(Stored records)
· · ·

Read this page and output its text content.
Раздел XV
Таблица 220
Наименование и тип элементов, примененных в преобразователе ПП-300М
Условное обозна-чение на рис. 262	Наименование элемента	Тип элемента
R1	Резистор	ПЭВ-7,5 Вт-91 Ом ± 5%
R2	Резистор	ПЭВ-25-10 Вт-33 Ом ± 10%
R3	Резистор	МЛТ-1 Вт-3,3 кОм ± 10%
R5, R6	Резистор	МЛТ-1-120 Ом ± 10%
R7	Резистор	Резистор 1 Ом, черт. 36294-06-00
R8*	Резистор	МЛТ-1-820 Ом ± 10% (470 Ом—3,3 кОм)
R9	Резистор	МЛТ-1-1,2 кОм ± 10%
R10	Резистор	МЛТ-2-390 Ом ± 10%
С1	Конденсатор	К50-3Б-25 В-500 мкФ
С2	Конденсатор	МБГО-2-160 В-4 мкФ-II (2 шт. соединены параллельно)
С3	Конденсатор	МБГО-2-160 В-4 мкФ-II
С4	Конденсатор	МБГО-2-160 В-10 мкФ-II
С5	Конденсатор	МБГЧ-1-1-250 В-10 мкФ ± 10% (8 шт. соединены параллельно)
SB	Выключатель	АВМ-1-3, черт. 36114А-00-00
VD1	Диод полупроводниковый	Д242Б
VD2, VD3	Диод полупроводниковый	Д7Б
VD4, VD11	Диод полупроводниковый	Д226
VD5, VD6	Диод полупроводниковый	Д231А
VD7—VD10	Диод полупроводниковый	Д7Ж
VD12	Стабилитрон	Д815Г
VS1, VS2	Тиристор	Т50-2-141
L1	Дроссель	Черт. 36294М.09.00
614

· · ·

» **Task details**:
Reproduce the entries above in full, verbatim.

» **Complete response**:
Read this page and output its text content.
Раздел XV
Таблица 220
Наименование и тип элементов, примененных в преобразователе ПП-300М
Условное обозна-чение на рис. 262	Наименование элемента	Тип элемента
R1	Резистор	ПЭВ-7,5 Вт-91 Ом ± 5%
R2	Резистор	ПЭВ-25-10 Вт-33 Ом ± 10%
R3	Резистор	МЛТ-1 Вт-3,3 кОм ± 10%
R5, R6	Резистор	МЛТ-1-120 Ом ± 10%
R7	Резистор	Резистор 1 Ом, черт. 36294-06-00
R8*	Резистор	МЛТ-1-820 Ом ± 10% (470 Ом—3,3 кОм)
R9	Резистор	МЛТ-1-1,2 кОм ± 10%
R10	Резистор	МЛТ-2-390 Ом ± 10%
С1	Конденсатор	К50-3Б-25 В-500 мкФ
С2	Конденсатор	МБГО-2-160 В-4 мкФ-II (2 шт. соединены параллельно)
С3	Конденсатор	МБГО-2-160 В-4 мкФ-II
С4	Конденсатор	МБГО-2-160 В-10 мкФ-II
С5	Конденсатор	МБГЧ-1-1-250 В-10 мкФ ± 10% (8 шт. соединены параллельно)
SB	Выключатель	АВМ-1-3, черт. 36114А-00-00
VD1	Диод полупроводниковый	Д242Б
VD2, VD3	Диод полупроводниковый	Д7Б
VD4, VD11	Диод полупроводниковый	Д226
VD5, VD6	Диод полупроводниковый	Д231А
VD7—VD10	Диод полупроводниковый	Д7Ж
VD12	Стабилитрон	Д815Г
VS1, VS2	Тиристор	Т50-2-141
L1	Дроссель	Черт. 36294М.09.00
614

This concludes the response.